• _Your instructions_:
Track down the lines that contain "watermark" and copy them.

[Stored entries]
====================
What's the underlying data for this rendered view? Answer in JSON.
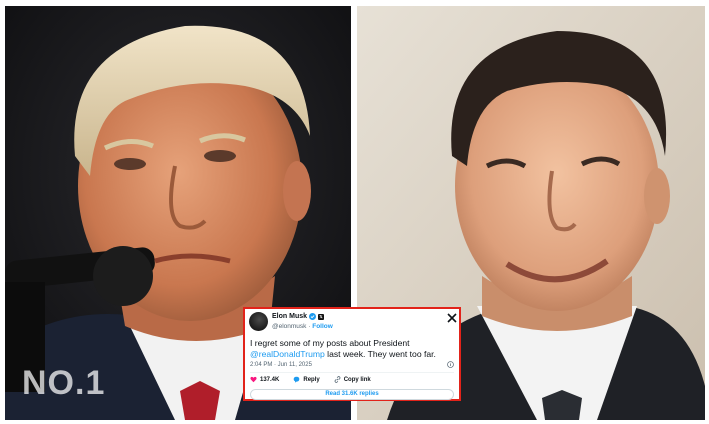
{
  "watermark": "NO.1",
  "tweet": {
    "name": "Elon Musk",
    "handle": "@elonmusk",
    "separator": "·",
    "follow_label": "Follow",
    "text_before": "I regret some of my posts about President ",
    "mention": "@realDonaldTrump",
    "text_after": " last week. They went too far.",
    "timestamp": "2:04 PM · Jun 11, 2025",
    "likes": "137.4K",
    "reply_label": "Reply",
    "copy_link_label": "Copy link",
    "read_replies": "Read 31.6K replies"
  },
  "colors": {
    "highlight_border": "#e2231a",
    "twitter_blue": "#1d9bf0",
    "like_red": "#f91880"
  },
  "icons": [
    "x-logo-icon",
    "verified-badge-icon",
    "info-icon",
    "heart-icon",
    "reply-icon",
    "link-icon"
  ]
}
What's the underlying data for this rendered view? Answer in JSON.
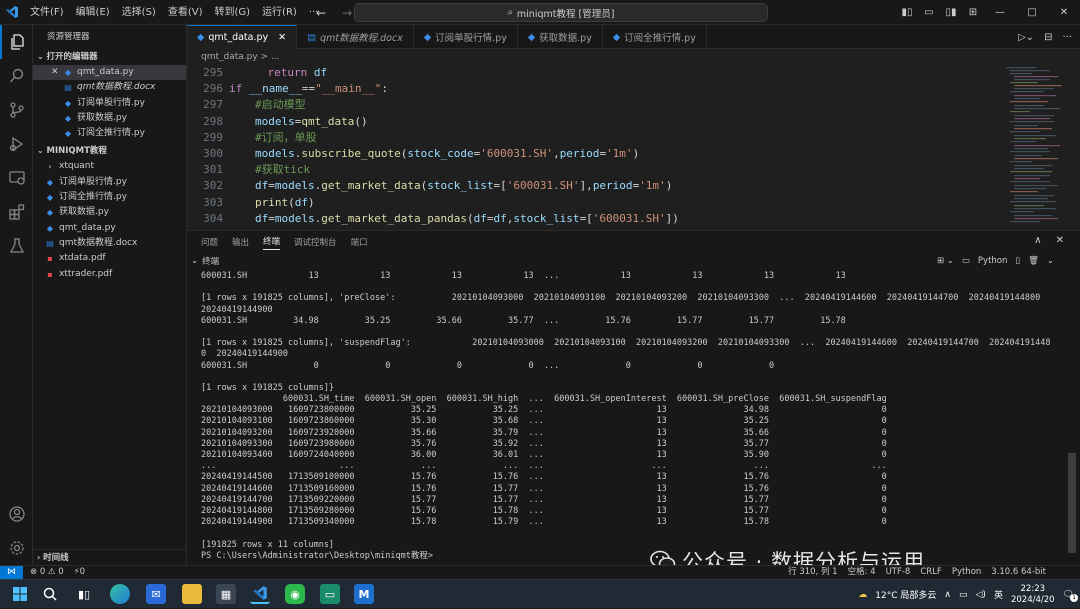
{
  "titlebar": {
    "menus": [
      "文件(F)",
      "编辑(E)",
      "选择(S)",
      "查看(V)",
      "转到(G)",
      "运行(R)",
      "···"
    ],
    "command_center": "miniqmt教程 [管理员]"
  },
  "sidebar": {
    "title": "资源管理器",
    "open_editors_header": "打开的编辑器",
    "open_editors": [
      {
        "close": "✕",
        "label": "qmt_data.py",
        "type": "py"
      },
      {
        "label": "qmt数据教程.docx",
        "type": "doc"
      },
      {
        "label": "订阅单股行情.py",
        "type": "py"
      },
      {
        "label": "获取数据.py",
        "type": "py"
      },
      {
        "label": "订阅全推行情.py",
        "type": "py"
      }
    ],
    "folder_header": "MINIQMT教程",
    "files": [
      {
        "label": "xtquant",
        "type": "folder"
      },
      {
        "label": "订阅单股行情.py",
        "type": "py"
      },
      {
        "label": "订阅全推行情.py",
        "type": "py"
      },
      {
        "label": "获取数据.py",
        "type": "py"
      },
      {
        "label": "qmt_data.py",
        "type": "py"
      },
      {
        "label": "qmt数据教程.docx",
        "type": "doc"
      },
      {
        "label": "xtdata.pdf",
        "type": "pdf"
      },
      {
        "label": "xttrader.pdf",
        "type": "pdf"
      }
    ],
    "timeline_header": "时间线"
  },
  "editor": {
    "tabs": [
      {
        "label": "qmt_data.py"
      },
      {
        "label": "qmt数据教程.docx"
      },
      {
        "label": "订阅单股行情.py"
      },
      {
        "label": "获取数据.py"
      },
      {
        "label": "订阅全推行情.py"
      }
    ],
    "breadcrumb": "qmt_data.py > ...",
    "line_numbers": [
      "295",
      "296",
      "297",
      "298",
      "299",
      "300",
      "301",
      "302",
      "303",
      "304"
    ]
  },
  "panel": {
    "tabs": [
      "问题",
      "输出",
      "终端",
      "调试控制台",
      "端口"
    ],
    "terminal_label": "终端",
    "terminal_profile": "Python",
    "terminal_lines": [
      "600031.SH            13            13            13            13  ...            13            13            13            13",
      "",
      "[1 rows x 191825 columns], 'preClose':           20210104093000  20210104093100  20210104093200  20210104093300  ...  20240419144600  20240419144700  20240419144800",
      "20240419144900",
      "600031.SH         34.98         35.25         35.66         35.77  ...         15.76         15.77         15.77         15.78",
      "",
      "[1 rows x 191825 columns], 'suspendFlag':            20210104093000  20210104093100  20210104093200  20210104093300  ...  20240419144600  20240419144700  202404191448",
      "0  20240419144900",
      "600031.SH             0             0             0             0  ...             0             0             0",
      "",
      "[1 rows x 191825 columns]}",
      "                600031.SH_time  600031.SH_open  600031.SH_high  ...  600031.SH_openInterest  600031.SH_preClose  600031.SH_suspendFlag",
      "20210104093000   1609723800000           35.25           35.25  ...                      13               34.98                      0",
      "20210104093100   1609723860000           35.30           35.68  ...                      13               35.25                      0",
      "20210104093200   1609723920000           35.66           35.79  ...                      13               35.66                      0",
      "20210104093300   1609723980000           35.76           35.92  ...                      13               35.77                      0",
      "20210104093400   1609724040000           36.00           36.01  ...                      13               35.90                      0",
      "...                        ...             ...             ...  ...                     ...                 ...                    ...",
      "20240419144500   1713509100000           15.76           15.76  ...                      13               15.76                      0",
      "20240419144600   1713509160000           15.76           15.77  ...                      13               15.76                      0",
      "20240419144700   1713509220000           15.77           15.77  ...                      13               15.77                      0",
      "20240419144800   1713509280000           15.76           15.78  ...                      13               15.77                      0",
      "20240419144900   1713509340000           15.78           15.79  ...                      13               15.78                      0",
      "",
      "[191825 rows x 11 columns]",
      "PS C:\\Users\\Administrator\\Desktop\\miniqmt教程>"
    ]
  },
  "statusbar": {
    "errors": "⊗ 0 ⚠ 0",
    "ports": "⚡0",
    "position": "行 310, 列 1",
    "spaces": "空格: 4",
    "encoding": "UTF-8",
    "eol": "CRLF",
    "language": "Python",
    "interpreter": "3.10.6 64-bit"
  },
  "watermark": "公众号 · 数据分析与运用",
  "taskbar": {
    "weather": "12°C 局部多云",
    "ime": "英",
    "time": "22:23",
    "date": "2024/4/20",
    "notifications": "1"
  },
  "colors": {
    "accent": "#0078d4",
    "keyword": "#c586c0",
    "string": "#ce9178",
    "comment": "#6a9955",
    "function": "#dcdcaa"
  }
}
====================
• _Output of the exercise_:
  "watermark": "NO.1",
  "watermark": "公众号 · 数据分析与运用",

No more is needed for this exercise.